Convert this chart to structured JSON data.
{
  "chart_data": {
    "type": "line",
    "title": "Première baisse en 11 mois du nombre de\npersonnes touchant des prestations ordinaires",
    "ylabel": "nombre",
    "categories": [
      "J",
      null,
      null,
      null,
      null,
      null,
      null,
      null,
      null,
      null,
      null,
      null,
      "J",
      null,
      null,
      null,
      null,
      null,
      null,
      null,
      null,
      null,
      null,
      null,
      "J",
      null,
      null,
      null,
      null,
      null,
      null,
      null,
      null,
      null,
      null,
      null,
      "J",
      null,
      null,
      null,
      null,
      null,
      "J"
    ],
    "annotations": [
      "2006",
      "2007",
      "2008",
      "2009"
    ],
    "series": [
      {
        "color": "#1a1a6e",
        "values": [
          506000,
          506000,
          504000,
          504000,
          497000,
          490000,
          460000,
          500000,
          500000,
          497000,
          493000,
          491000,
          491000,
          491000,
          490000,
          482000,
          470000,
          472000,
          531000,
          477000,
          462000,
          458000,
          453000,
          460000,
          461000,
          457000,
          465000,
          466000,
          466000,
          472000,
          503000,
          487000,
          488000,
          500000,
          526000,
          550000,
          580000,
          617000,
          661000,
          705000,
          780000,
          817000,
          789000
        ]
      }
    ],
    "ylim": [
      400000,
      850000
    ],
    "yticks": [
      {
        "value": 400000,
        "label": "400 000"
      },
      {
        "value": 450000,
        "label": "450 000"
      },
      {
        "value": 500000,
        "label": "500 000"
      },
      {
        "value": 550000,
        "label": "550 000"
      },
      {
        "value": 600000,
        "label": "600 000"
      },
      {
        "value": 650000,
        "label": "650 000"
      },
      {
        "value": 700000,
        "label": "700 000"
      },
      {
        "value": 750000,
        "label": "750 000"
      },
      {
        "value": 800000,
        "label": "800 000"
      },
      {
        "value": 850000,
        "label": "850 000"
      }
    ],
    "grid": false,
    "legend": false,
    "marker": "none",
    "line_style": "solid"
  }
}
★ ★ ★ ★
From the listing above, pick out every line containing "nombre".

Complete answer »
    "title": "Première baisse en 11 mois du nombre de\npersonnes touchant des prestations ordinaires",
    "ylabel": "nombre",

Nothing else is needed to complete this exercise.